** Start of Records shown **

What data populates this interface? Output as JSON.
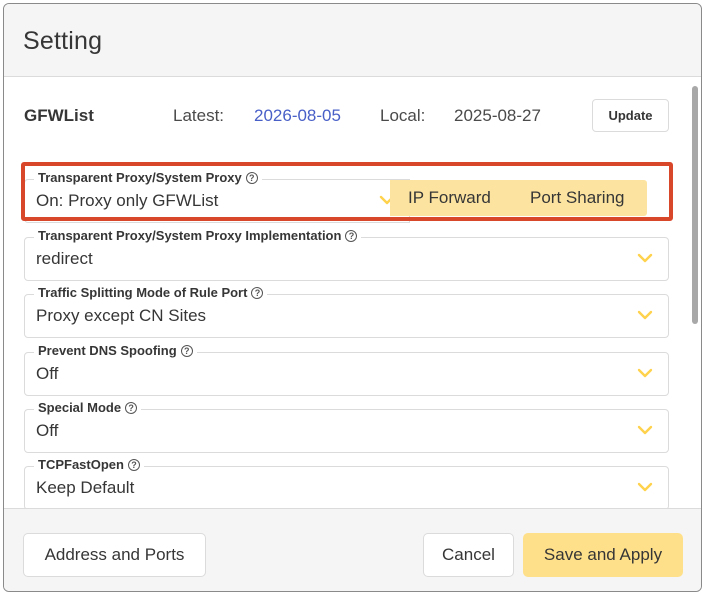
{
  "dialog": {
    "title": "Setting"
  },
  "gfwlist": {
    "title": "GFWList",
    "latest_label": "Latest:",
    "latest_value": "2026-08-05",
    "local_label": "Local:",
    "local_value": "2025-08-27",
    "update_label": "Update"
  },
  "fields": [
    {
      "label": "Transparent Proxy/System Proxy",
      "value": "On: Proxy only GFWList"
    },
    {
      "label": "Transparent Proxy/System Proxy Implementation",
      "value": "redirect"
    },
    {
      "label": "Traffic Splitting Mode of Rule Port",
      "value": "Proxy except CN Sites"
    },
    {
      "label": "Prevent DNS Spoofing",
      "value": "Off"
    },
    {
      "label": "Special Mode",
      "value": "Off"
    },
    {
      "label": "TCPFastOpen",
      "value": "Keep Default"
    }
  ],
  "toggles": {
    "ip_forward": "IP Forward",
    "port_sharing": "Port Sharing"
  },
  "footer": {
    "address_ports": "Address and Ports",
    "cancel": "Cancel",
    "save_apply": "Save and Apply"
  },
  "colors": {
    "accent_yellow": "#ffe08a",
    "date_link": "#485fc7",
    "highlight_border": "#d9472b",
    "chevron": "#ffd24d"
  },
  "icons": {
    "help": "question-circle-icon",
    "select": "chevron-down-icon"
  }
}
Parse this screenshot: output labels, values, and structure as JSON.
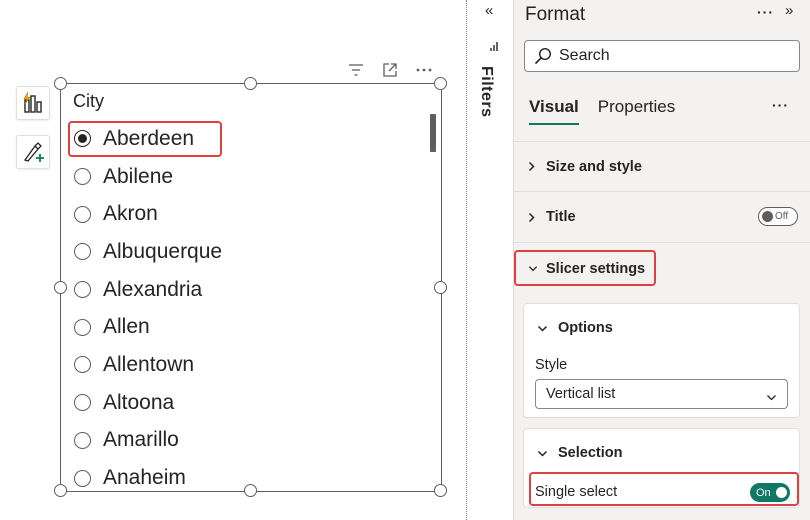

** End of Records shown **

Problem requirements:
Look through the material and copy each line that has "Proxy".

Solution for this problem:
      "label": "Transparent Proxy/System Proxy",
      "value": "On: Proxy only GFWList"
      "label": "Transparent Proxy/System Proxy Implementation",
      "value": "Proxy except CN Sites"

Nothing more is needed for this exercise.